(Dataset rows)
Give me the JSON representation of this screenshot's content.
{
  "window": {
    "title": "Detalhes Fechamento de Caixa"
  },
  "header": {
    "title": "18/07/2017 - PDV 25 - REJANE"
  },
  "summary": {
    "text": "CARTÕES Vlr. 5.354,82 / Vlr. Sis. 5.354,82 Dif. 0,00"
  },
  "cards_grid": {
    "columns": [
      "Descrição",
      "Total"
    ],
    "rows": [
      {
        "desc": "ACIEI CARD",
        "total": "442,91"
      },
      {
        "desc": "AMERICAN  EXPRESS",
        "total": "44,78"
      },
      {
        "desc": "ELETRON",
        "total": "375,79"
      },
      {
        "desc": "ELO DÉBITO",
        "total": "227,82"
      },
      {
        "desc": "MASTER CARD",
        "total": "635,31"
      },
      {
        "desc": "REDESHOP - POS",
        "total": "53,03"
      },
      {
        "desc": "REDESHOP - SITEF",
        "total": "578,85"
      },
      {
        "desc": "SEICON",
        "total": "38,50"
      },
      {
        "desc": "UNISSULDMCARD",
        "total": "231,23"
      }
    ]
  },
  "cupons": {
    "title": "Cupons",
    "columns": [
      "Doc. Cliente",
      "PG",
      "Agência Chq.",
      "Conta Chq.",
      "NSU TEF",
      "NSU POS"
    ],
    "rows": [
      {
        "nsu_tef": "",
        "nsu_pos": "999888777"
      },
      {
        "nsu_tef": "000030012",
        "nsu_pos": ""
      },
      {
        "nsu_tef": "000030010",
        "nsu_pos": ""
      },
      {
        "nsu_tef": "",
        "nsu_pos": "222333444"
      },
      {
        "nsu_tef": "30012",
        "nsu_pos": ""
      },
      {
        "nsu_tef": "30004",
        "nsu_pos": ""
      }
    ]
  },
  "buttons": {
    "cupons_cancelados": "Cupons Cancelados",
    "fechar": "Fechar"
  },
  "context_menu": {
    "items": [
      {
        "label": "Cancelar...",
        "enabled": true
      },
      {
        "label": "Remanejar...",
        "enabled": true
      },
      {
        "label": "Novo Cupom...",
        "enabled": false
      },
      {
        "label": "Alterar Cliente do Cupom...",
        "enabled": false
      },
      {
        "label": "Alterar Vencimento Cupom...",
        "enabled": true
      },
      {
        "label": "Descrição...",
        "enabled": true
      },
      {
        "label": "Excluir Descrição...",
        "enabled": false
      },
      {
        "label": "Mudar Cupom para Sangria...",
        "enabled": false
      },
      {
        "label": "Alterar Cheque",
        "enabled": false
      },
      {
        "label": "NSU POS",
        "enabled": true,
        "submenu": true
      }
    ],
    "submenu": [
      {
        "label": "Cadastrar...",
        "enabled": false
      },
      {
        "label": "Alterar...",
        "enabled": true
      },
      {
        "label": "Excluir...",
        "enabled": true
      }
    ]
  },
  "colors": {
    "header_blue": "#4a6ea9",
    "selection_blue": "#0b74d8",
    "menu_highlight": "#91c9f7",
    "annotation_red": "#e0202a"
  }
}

- Problem description: Locate each line with the word "Cupom" and copy it.

- Exercise answer:
        "label": "Novo Cupom...",
        "label": "Alterar Cliente do Cupom...",
        "label": "Alterar Vencimento Cupom...",
        "label": "Mudar Cupom para Sangria...",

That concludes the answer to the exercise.